▶ WORK INSTRUCTIONS: Output every line of the records below as a numbered list, skipping any blank lines.

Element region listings
────────

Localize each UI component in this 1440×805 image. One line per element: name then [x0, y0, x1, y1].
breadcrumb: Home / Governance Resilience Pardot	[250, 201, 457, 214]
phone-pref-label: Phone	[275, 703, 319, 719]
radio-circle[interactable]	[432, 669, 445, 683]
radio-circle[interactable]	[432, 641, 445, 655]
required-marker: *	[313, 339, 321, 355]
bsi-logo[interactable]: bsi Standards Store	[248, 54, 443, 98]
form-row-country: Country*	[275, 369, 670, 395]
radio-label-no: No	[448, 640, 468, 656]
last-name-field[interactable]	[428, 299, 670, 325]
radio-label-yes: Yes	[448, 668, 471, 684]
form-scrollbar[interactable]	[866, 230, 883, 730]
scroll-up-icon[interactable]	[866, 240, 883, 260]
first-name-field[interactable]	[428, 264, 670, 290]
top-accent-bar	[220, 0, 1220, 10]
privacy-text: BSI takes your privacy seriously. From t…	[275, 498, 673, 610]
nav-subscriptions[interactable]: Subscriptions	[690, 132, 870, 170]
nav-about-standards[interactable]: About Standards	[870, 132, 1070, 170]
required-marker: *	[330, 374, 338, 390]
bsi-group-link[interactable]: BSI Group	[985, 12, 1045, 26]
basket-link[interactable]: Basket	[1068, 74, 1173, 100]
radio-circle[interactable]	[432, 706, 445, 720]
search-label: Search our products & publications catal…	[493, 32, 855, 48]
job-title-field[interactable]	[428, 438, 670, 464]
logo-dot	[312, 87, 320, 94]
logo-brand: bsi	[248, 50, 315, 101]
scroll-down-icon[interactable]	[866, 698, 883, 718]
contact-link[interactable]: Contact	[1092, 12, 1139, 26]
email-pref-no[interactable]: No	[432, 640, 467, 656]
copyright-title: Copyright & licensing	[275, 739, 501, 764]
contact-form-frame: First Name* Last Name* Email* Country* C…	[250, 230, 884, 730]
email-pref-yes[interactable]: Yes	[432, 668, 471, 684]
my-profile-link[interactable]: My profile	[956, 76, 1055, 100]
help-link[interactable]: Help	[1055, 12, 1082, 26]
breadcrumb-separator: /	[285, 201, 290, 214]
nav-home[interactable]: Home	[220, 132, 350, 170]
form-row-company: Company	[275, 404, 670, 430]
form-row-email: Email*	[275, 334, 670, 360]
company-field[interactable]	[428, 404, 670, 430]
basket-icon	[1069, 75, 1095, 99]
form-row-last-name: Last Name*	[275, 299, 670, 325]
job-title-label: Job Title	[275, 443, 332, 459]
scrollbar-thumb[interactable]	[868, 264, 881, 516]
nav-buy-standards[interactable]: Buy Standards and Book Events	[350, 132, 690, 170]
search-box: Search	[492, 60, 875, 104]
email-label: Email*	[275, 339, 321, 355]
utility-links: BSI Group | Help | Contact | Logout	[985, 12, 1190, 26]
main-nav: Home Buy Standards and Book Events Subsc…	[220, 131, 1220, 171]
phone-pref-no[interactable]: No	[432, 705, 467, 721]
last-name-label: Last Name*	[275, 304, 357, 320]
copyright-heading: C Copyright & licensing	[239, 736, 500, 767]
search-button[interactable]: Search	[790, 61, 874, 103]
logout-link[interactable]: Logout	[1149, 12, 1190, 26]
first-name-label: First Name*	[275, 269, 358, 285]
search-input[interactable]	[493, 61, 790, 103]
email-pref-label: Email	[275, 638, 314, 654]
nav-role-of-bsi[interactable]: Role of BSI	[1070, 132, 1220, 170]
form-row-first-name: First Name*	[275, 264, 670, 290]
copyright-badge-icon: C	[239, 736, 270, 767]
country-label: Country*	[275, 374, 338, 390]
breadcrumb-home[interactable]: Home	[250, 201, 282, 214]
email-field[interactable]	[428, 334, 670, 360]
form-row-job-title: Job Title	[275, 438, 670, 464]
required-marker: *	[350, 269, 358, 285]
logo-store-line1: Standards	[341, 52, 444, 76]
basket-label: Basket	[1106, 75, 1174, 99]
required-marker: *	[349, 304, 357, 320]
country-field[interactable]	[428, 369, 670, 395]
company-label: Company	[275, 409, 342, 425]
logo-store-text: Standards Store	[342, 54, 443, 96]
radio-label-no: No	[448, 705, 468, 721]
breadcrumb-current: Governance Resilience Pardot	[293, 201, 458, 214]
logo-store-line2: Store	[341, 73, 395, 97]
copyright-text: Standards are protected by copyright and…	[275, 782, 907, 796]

────────

▶ OUTPUT OF THE TASK:
1. Localize each UI component in this 1440×805 image. One line per element: name then [x0, y0, x1, y1].
2. breadcrumb: Home / Governance Resilience Pardot	[250, 201, 457, 214]
3. phone-pref-label: Phone	[275, 703, 319, 719]
4. radio-circle[interactable]	[432, 669, 445, 683]
5. radio-circle[interactable]	[432, 641, 445, 655]
6. required-marker: *	[313, 339, 321, 355]
7. bsi-logo[interactable]: bsi Standards Store	[248, 54, 443, 98]
8. form-row-country: Country*	[275, 369, 670, 395]
9. radio-label-no: No	[448, 640, 468, 656]
10. last-name-field[interactable]	[428, 299, 670, 325]
11. radio-label-yes: Yes	[448, 668, 471, 684]
12. form-scrollbar[interactable]	[866, 230, 883, 730]
13. scroll-up-icon[interactable]	[866, 240, 883, 260]
14. first-name-field[interactable]	[428, 264, 670, 290]
15. top-accent-bar	[220, 0, 1220, 10]
16. privacy-text: BSI takes your privacy seriously. From t…	[275, 498, 673, 610]
17. nav-subscriptions[interactable]: Subscriptions	[690, 132, 870, 170]
18. nav-about-standards[interactable]: About Standards	[870, 132, 1070, 170]
19. required-marker: *	[330, 374, 338, 390]
20. bsi-group-link[interactable]: BSI Group	[985, 12, 1045, 26]
21. basket-link[interactable]: Basket	[1068, 74, 1173, 100]
22. radio-circle[interactable]	[432, 706, 445, 720]
23. search-label: Search our products & publications catal…	[493, 32, 855, 48]
24. job-title-field[interactable]	[428, 438, 670, 464]
25. logo-dot	[312, 87, 320, 94]
26. logo-brand: bsi	[248, 50, 315, 101]
27. scroll-down-icon[interactable]	[866, 698, 883, 718]
28. contact-link[interactable]: Contact	[1092, 12, 1139, 26]
29. email-pref-no[interactable]: No	[432, 640, 467, 656]
30. copyright-title: Copyright & licensing	[275, 739, 501, 764]
31. contact-form-frame: First Name* Last Name* Email* Country* C…	[250, 230, 884, 730]
32. email-pref-yes[interactable]: Yes	[432, 668, 471, 684]
33. my-profile-link[interactable]: My profile	[956, 76, 1055, 100]
34. help-link[interactable]: Help	[1055, 12, 1082, 26]
35. breadcrumb-separator: /	[285, 201, 290, 214]
36. nav-home[interactable]: Home	[220, 132, 350, 170]
37. form-row-company: Company	[275, 404, 670, 430]
38. form-row-email: Email*	[275, 334, 670, 360]
39. company-field[interactable]	[428, 404, 670, 430]
40. basket-icon	[1069, 75, 1095, 99]
41. form-row-last-name: Last Name*	[275, 299, 670, 325]
42. job-title-label: Job Title	[275, 443, 332, 459]
43. scrollbar-thumb[interactable]	[868, 264, 881, 516]
44. nav-buy-standards[interactable]: Buy Standards and Book Events	[350, 132, 690, 170]
45. search-box: Search	[492, 60, 875, 104]
46. email-label: Email*	[275, 339, 321, 355]
47. utility-links: BSI Group | Help | Contact | Logout	[985, 12, 1190, 26]
48. main-nav: Home Buy Standards and Book Events Subsc…	[220, 131, 1220, 171]
49. phone-pref-no[interactable]: No	[432, 705, 467, 721]
50. last-name-label: Last Name*	[275, 304, 357, 320]
51. copyright-heading: C Copyright & licensing	[239, 736, 500, 767]
52. search-button[interactable]: Search	[790, 61, 874, 103]
53. logout-link[interactable]: Logout	[1149, 12, 1190, 26]
54. first-name-label: First Name*	[275, 269, 358, 285]
55. search-input[interactable]	[493, 61, 790, 103]
56. email-pref-label: Email	[275, 638, 314, 654]
57. nav-role-of-bsi[interactable]: Role of BSI	[1070, 132, 1220, 170]
58. form-row-first-name: First Name*	[275, 264, 670, 290]
59. copyright-badge-icon: C	[239, 736, 270, 767]
60. country-label: Country*	[275, 374, 338, 390]
61. breadcrumb-home[interactable]: Home	[250, 201, 282, 214]
62. email-field[interactable]	[428, 334, 670, 360]
63. form-row-job-title: Job Title	[275, 438, 670, 464]
64. required-marker: *	[350, 269, 358, 285]
65. logo-store-line1: Standards	[341, 52, 444, 76]
66. basket-label: Basket	[1106, 75, 1174, 99]
67. required-marker: *	[349, 304, 357, 320]
68. country-field[interactable]	[428, 369, 670, 395]
69. company-label: Company	[275, 409, 342, 425]
70. logo-store-text: Standards Store	[342, 54, 443, 96]
71. radio-label-no: No	[448, 705, 468, 721]
72. breadcrumb-current: Governance Resilience Pardot	[293, 201, 458, 214]
73. logo-store-line2: Store	[341, 73, 395, 97]
74. copyright-text: Standards are protected by copyright and…	[275, 782, 907, 796]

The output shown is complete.